→ STATED GOAL: Print the complete set of entries exactly.

── STORED ROWS ──

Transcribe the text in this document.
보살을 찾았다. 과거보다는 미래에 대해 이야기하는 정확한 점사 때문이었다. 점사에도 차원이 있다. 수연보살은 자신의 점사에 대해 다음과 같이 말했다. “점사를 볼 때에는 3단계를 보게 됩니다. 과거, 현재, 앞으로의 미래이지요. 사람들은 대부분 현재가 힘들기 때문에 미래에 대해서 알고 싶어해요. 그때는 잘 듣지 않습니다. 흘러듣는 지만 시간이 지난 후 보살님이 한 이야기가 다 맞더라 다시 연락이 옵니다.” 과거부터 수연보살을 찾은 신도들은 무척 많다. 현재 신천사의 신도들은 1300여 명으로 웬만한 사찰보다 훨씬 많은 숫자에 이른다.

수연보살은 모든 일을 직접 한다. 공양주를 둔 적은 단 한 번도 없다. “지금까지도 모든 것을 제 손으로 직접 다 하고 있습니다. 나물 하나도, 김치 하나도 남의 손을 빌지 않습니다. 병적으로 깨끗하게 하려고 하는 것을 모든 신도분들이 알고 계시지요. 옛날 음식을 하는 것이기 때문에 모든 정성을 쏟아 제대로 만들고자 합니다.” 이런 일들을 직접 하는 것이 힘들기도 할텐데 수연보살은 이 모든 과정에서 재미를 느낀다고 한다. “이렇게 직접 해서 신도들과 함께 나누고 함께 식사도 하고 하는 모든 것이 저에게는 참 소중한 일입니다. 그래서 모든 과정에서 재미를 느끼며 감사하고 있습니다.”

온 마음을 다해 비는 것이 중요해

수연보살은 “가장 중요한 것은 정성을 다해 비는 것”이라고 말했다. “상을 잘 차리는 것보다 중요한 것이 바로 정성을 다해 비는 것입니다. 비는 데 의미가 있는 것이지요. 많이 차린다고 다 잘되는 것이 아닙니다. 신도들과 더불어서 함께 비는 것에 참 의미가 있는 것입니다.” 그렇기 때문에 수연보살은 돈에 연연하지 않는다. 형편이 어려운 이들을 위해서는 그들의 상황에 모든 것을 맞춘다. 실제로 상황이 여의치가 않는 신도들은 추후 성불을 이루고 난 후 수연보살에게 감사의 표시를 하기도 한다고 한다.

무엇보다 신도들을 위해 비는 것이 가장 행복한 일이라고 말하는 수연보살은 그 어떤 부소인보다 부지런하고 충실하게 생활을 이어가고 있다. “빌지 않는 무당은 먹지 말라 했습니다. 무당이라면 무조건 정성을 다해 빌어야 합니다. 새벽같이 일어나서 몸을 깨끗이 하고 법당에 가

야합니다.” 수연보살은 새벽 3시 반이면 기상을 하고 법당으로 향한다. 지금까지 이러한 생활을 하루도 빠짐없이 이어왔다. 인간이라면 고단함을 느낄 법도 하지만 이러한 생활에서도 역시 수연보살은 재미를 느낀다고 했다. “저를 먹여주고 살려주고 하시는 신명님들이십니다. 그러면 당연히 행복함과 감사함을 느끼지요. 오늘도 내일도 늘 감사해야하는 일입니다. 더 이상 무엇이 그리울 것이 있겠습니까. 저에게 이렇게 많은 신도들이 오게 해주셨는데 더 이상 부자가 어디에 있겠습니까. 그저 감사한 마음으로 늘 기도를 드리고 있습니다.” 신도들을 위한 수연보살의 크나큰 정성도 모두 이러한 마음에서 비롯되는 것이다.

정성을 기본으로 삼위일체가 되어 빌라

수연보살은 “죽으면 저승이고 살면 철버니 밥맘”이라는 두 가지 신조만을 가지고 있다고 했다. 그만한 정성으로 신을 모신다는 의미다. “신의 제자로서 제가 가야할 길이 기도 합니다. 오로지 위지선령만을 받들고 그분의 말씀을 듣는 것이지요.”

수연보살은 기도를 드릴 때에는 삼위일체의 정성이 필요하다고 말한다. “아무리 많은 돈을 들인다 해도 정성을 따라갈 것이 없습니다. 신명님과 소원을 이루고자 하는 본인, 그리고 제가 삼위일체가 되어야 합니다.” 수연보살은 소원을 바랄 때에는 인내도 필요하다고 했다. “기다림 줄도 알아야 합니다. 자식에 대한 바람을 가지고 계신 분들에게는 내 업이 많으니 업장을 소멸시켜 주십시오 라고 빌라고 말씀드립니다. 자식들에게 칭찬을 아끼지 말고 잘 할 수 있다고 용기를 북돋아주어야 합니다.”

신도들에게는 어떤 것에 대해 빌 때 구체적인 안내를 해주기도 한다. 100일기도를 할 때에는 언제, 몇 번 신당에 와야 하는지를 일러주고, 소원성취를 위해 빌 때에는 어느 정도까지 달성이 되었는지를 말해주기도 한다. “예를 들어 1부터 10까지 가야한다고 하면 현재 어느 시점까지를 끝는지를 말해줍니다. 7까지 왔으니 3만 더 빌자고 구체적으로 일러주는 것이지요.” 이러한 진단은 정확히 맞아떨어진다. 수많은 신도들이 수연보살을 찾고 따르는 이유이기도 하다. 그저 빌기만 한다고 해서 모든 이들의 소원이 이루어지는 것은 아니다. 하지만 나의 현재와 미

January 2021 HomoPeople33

───

→ ANSWER TO THE PROBLEM:
Transcribe the text in this document.
보살을 찾았다. 과거보다는 미래에 대해 이야기하는 정확한 점사 때문이었다. 점사에도 차원이 있다. 수연보살은 자신의 점사에 대해 다음과 같이 말했다. “점사를 볼 때에는 3단계를 보게 됩니다. 과거, 현재, 앞으로의 미래이지요. 사람들은 대부분 현재가 힘들기 때문에 미래에 대해서 알고 싶어해요. 그때는 잘 듣지 않습니다. 흘러듣는 지만 시간이 지난 후 보살님이 한 이야기가 다 맞더라 다시 연락이 옵니다.” 과거부터 수연보살을 찾은 신도들은 무척 많다. 현재 신천사의 신도들은 1300여 명으로 웬만한 사찰보다 훨씬 많은 숫자에 이른다.

수연보살은 모든 일을 직접 한다. 공양주를 둔 적은 단 한 번도 없다. “지금까지도 모든 것을 제 손으로 직접 다 하고 있습니다. 나물 하나도, 김치 하나도 남의 손을 빌지 않습니다. 병적으로 깨끗하게 하려고 하는 것을 모든 신도분들이 알고 계시지요. 옛날 음식을 하는 것이기 때문에 모든 정성을 쏟아 제대로 만들고자 합니다.” 이런 일들을 직접 하는 것이 힘들기도 할텐데 수연보살은 이 모든 과정에서 재미를 느낀다고 한다. “이렇게 직접 해서 신도들과 함께 나누고 함께 식사도 하고 하는 모든 것이 저에게는 참 소중한 일입니다. 그래서 모든 과정에서 재미를 느끼며 감사하고 있습니다.”

온 마음을 다해 비는 것이 중요해

수연보살은 “가장 중요한 것은 정성을 다해 비는 것”이라고 말했다. “상을 잘 차리는 것보다 중요한 것이 바로 정성을 다해 비는 것입니다. 비는 데 의미가 있는 것이지요. 많이 차린다고 다 잘되는 것이 아닙니다. 신도들과 더불어서 함께 비는 것에 참 의미가 있는 것입니다.” 그렇기 때문에 수연보살은 돈에 연연하지 않는다. 형편이 어려운 이들을 위해서는 그들의 상황에 모든 것을 맞춘다. 실제로 상황이 여의치가 않는 신도들은 추후 성불을 이루고 난 후 수연보살에게 감사의 표시를 하기도 한다고 한다.

무엇보다 신도들을 위해 비는 것이 가장 행복한 일이라고 말하는 수연보살은 그 어떤 부소인보다 부지런하고 충실하게 생활을 이어가고 있다. “빌지 않는 무당은 먹지 말라 했습니다. 무당이라면 무조건 정성을 다해 빌어야 합니다. 새벽같이 일어나서 몸을 깨끗이 하고 법당에 가

야합니다.” 수연보살은 새벽 3시 반이면 기상을 하고 법당으로 향한다. 지금까지 이러한 생활을 하루도 빠짐없이 이어왔다. 인간이라면 고단함을 느낄 법도 하지만 이러한 생활에서도 역시 수연보살은 재미를 느낀다고 했다. “저를 먹여주고 살려주고 하시는 신명님들이십니다. 그러면 당연히 행복함과 감사함을 느끼지요. 오늘도 내일도 늘 감사해야하는 일입니다. 더 이상 무엇이 그리울 것이 있겠습니까. 저에게 이렇게 많은 신도들이 오게 해주셨는데 더 이상 부자가 어디에 있겠습니까. 그저 감사한 마음으로 늘 기도를 드리고 있습니다.” 신도들을 위한 수연보살의 크나큰 정성도 모두 이러한 마음에서 비롯되는 것이다.

정성을 기본으로 삼위일체가 되어 빌라

수연보살은 “죽으면 저승이고 살면 철버니 밥맘”이라는 두 가지 신조만을 가지고 있다고 했다. 그만한 정성으로 신을 모신다는 의미다. “신의 제자로서 제가 가야할 길이 기도 합니다. 오로지 위지선령만을 받들고 그분의 말씀을 듣는 것이지요.”

수연보살은 기도를 드릴 때에는 삼위일체의 정성이 필요하다고 말한다. “아무리 많은 돈을 들인다 해도 정성을 따라갈 것이 없습니다. 신명님과 소원을 이루고자 하는 본인, 그리고 제가 삼위일체가 되어야 합니다.” 수연보살은 소원을 바랄 때에는 인내도 필요하다고 했다. “기다림 줄도 알아야 합니다. 자식에 대한 바람을 가지고 계신 분들에게는 내 업이 많으니 업장을 소멸시켜 주십시오 라고 빌라고 말씀드립니다. 자식들에게 칭찬을 아끼지 말고 잘 할 수 있다고 용기를 북돋아주어야 합니다.”

신도들에게는 어떤 것에 대해 빌 때 구체적인 안내를 해주기도 한다. 100일기도를 할 때에는 언제, 몇 번 신당에 와야 하는지를 일러주고, 소원성취를 위해 빌 때에는 어느 정도까지 달성이 되었는지를 말해주기도 한다. “예를 들어 1부터 10까지 가야한다고 하면 현재 어느 시점까지를 끝는지를 말해줍니다. 7까지 왔으니 3만 더 빌자고 구체적으로 일러주는 것이지요.” 이러한 진단은 정확히 맞아떨어진다. 수많은 신도들이 수연보살을 찾고 따르는 이유이기도 하다. 그저 빌기만 한다고 해서 모든 이들의 소원이 이루어지는 것은 아니다. 하지만 나의 현재와 미

January 2021 HomoPeople33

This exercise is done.